** Short task **
Output each line of the material exactly as it stands.

### Given data

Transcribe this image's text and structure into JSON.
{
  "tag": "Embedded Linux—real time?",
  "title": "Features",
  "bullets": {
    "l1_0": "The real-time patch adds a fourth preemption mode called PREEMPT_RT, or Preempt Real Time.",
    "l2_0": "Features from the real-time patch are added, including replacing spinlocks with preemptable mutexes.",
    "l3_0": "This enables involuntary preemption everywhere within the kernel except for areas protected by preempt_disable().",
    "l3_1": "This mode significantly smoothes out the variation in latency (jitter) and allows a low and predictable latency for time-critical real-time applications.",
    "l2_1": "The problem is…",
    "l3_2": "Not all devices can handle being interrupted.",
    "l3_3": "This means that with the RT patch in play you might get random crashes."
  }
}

######

** Task result **
Transcribe this image's text and structure into JSON.
{
  "tag": "Embedded Linux—real time?",
  "title": "Features",
  "bullets": {
    "l1_0": "The real-time patch adds a fourth preemption mode called PREEMPT_RT, or Preempt Real Time.",
    "l2_0": "Features from the real-time patch are added, including replacing spinlocks with preemptable mutexes.",
    "l3_0": "This enables involuntary preemption everywhere within the kernel except for areas protected by preempt_disable().",
    "l3_1": "This mode significantly smoothes out the variation in latency (jitter) and allows a low and predictable latency for time-critical real-time applications.",
    "l2_1": "The problem is…",
    "l3_2": "Not all devices can handle being interrupted.",
    "l3_3": "This means that with the RT patch in play you might get random crashes."
  }
}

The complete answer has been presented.